▸ INFORMATION SHOWN

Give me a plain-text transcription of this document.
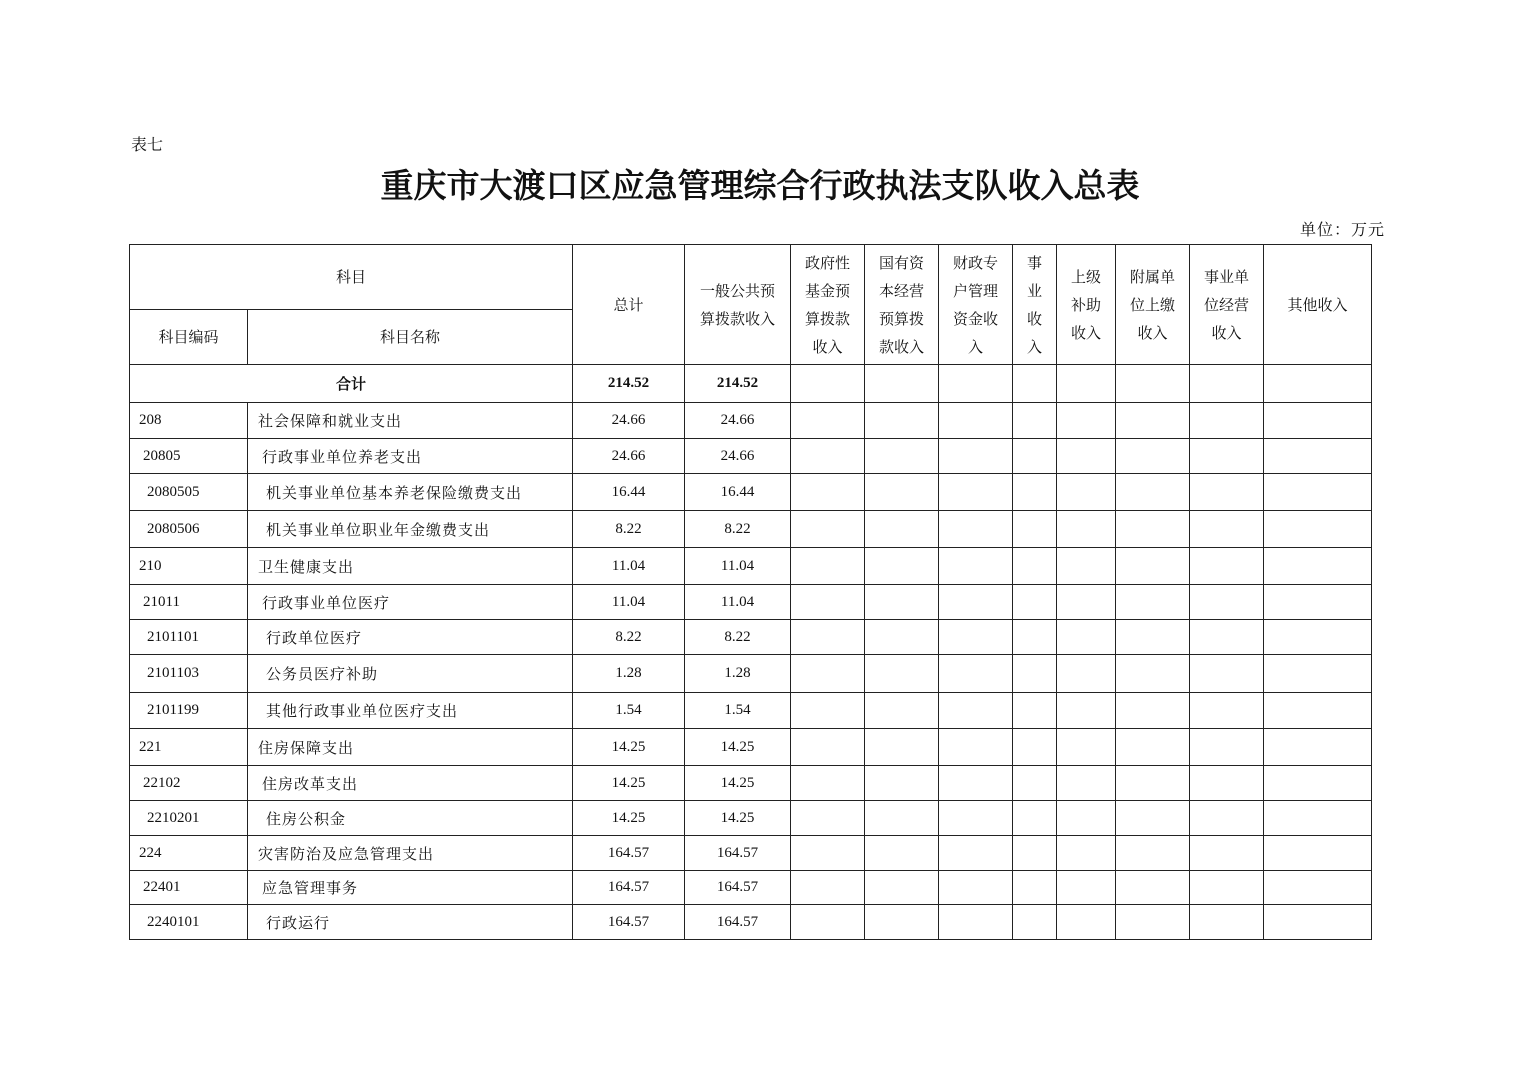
表七
重庆市大渡口区应急管理综合行政执法支队收入总表
单位：万元
科目		总计	一般公共预算拨款收入	政府性基金预算拨款收入	国有资本经营预算拨款收入	财政专户管理资金收入	事业收入	上级补助收入	附属单位上缴收入	事业单位经营收入	其他收入
科目编码	科目名称										
合计		214.52	214.52								
208	社会保障和就业支出	24.66	24.66								
20805	行政事业单位养老支出	24.66	24.66								
2080505	机关事业单位基本养老保险缴费支出	16.44	16.44								
2080506	机关事业单位职业年金缴费支出	8.22	8.22								
210	卫生健康支出	11.04	11.04								
21011	行政事业单位医疗	11.04	11.04								
2101101	行政单位医疗	8.22	8.22								
2101103	公务员医疗补助	1.28	1.28								
2101199	其他行政事业单位医疗支出	1.54	1.54								
221	住房保障支出	14.25	14.25								
22102	住房改革支出	14.25	14.25								
2210201	住房公积金	14.25	14.25								
224	灾害防治及应急管理支出	164.57	164.57								
22401	应急管理事务	164.57	164.57								
2240101	行政运行	164.57	164.57								
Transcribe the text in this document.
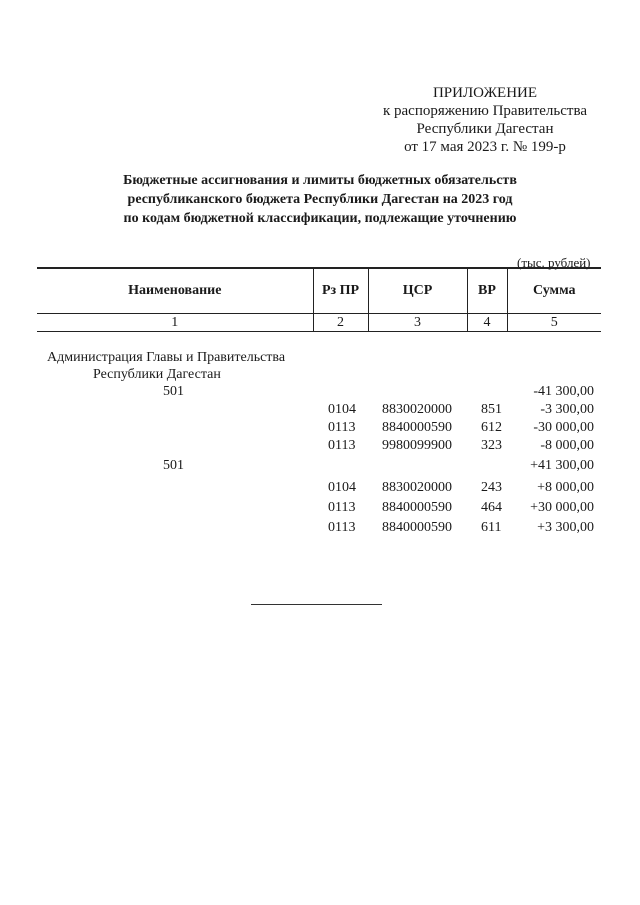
ПРИЛОЖЕНИЕ
к распоряжению Правительства
Республики Дагестан
от 17 мая 2023 г. № 199-р
Бюджетные ассигнования и лимиты бюджетных обязательств
республиканского бюджета Республики Дагестан на 2023 год
по кодам бюджетной классификации, подлежащие уточнению
(тыс. рублей)
Наименование	Рз ПР	ЦСР	ВР	Сумма
1	2	3	4	5
Администрация Главы и Правительства
Республики Дагестан
501	-41 300,00
0104 8830020000 851	-3 300,00
0113 8840000590 612 -30 000,00
0113 9980099900 323	-8 000,00
501	+41 300,00
0104 8830020000 243	+8 000,00
0113 8840000590 464 +30 000,00
0113 8840000590 611	+3 300,00
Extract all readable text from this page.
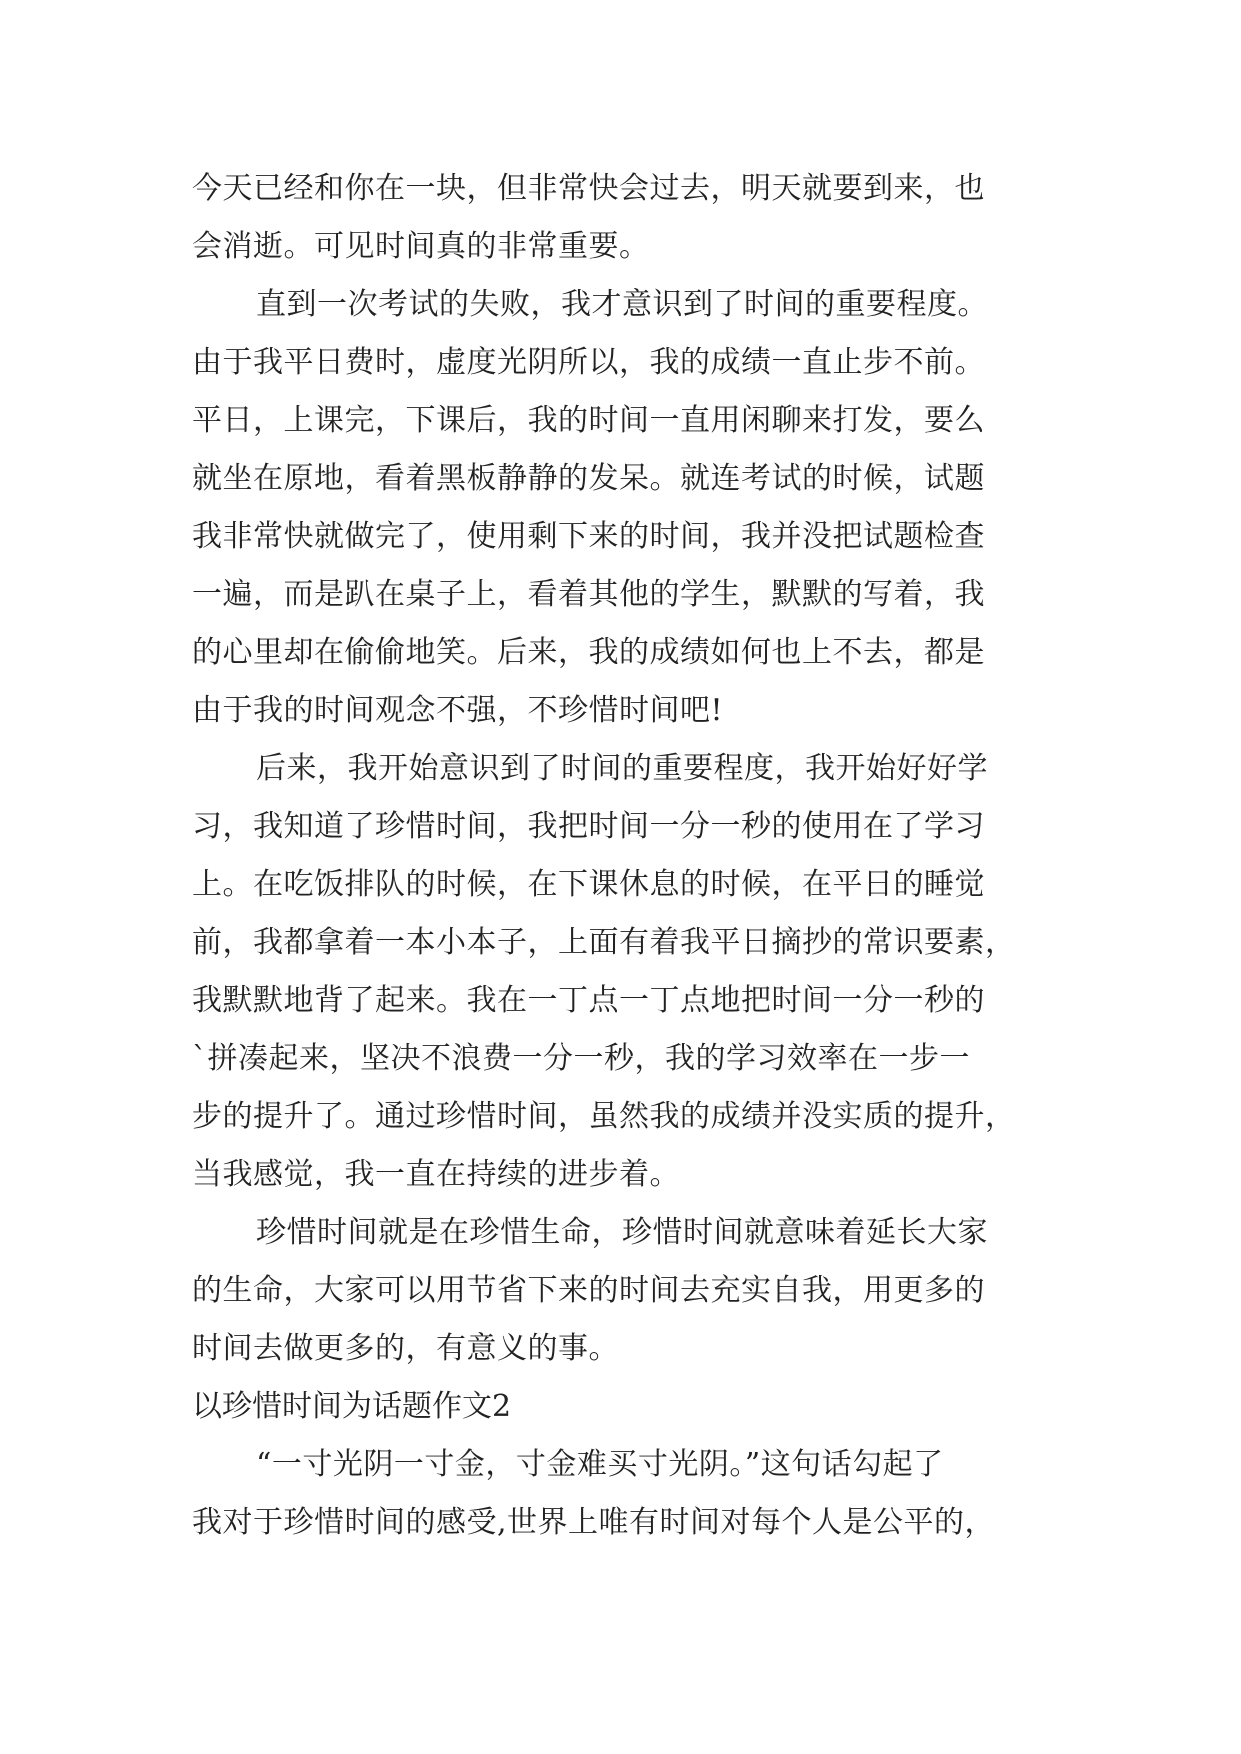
今天已经和你在一块，但非常快会过去，明天就要到来，也
会消逝。可见时间真的非常重要。
直到一次考试的失败，我才意识到了时间的重要程度。
由于我平日费时，虚度光阴所以，我的成绩一直止步不前。
平日，上课完，下课后，我的时间一直用闲聊来打发，要么
就坐在原地，看着黑板静静的发呆。就连考试的时候，试题
我非常快就做完了，使用剩下来的时间，我并没把试题检查
一遍，而是趴在桌子上，看着其他的学生，默默的写着，我
的心里却在偷偷地笑。后来，我的成绩如何也上不去，都是
由于我的时间观念不强，不珍惜时间吧!
后来，我开始意识到了时间的重要程度，我开始好好学
习，我知道了珍惜时间，我把时间一分一秒的使用在了学习
上。在吃饭排队的时候，在下课休息的时候，在平日的睡觉
前，我都拿着一本小本子，上面有着我平日摘抄的常识要素，
我默默地背了起来。我在一丁点一丁点地把时间一分一秒的
`拼凑起来，坚决不浪费一分一秒，我的学习效率在一步一
步的提升了。通过珍惜时间，虽然我的成绩并没实质的提升，
当我感觉，我一直在持续的进步着。
珍惜时间就是在珍惜生命，珍惜时间就意味着延长大家
的生命，大家可以用节省下来的时间去充实自我，用更多的
时间去做更多的，有意义的事。
以珍惜时间为话题作文2
“一寸光阴一寸金，寸金难买寸光阴。”这句话勾起了
我对于珍惜时间的感受,世界上唯有时间对每个人是公平的，
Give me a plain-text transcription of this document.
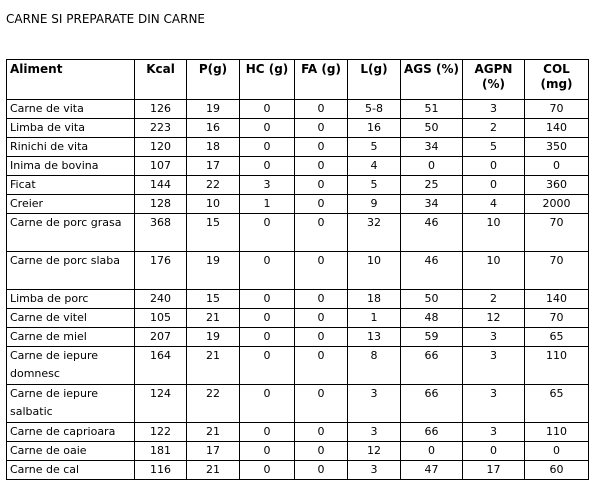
CARNE SI PREPARATE DIN CARNE
Aliment	Kcal	P(g)	HC (g)	FA (g)	L(g)	AGS (%)	AGPN (%)	COL (mg)
Carne de vita	126	19	0	0	5-8	51	3	70
Limba de vita	223	16	0	0	16	50	2	140
Rinichi de vita	120	18	0	0	5	34	5	350
Inima de bovina	107	17	0	0	4	0	0	0
Ficat	144	22	3	0	5	25	0	360
Creier	128	10	1	0	9	34	4	2000
Carne de porc grasa	368	15	0	0	32	46	10	70
Carne de porc slaba	176	19	0	0	10	46	10	70
Limba de porc	240	15	0	0	18	50	2	140
Carne de vitel	105	21	0	0	1	48	12	70
Carne de miel	207	19	0	0	13	59	3	65
Carne de iepure domnesc	164	21	0	0	8	66	3	110
Carne de iepure salbatic	124	22	0	0	3	66	3	65
Carne de caprioara	122	21	0	0	3	66	3	110
Carne de oaie	181	17	0	0	12	0	0	0
Carne de cal	116	21	0	0	3	47	17	60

▸ WORK REQUIRED
Return all lines containing "Правительства".

▸ EXERCISE ANSWER
к распоряжению Правительства
Администрация Главы и Правительства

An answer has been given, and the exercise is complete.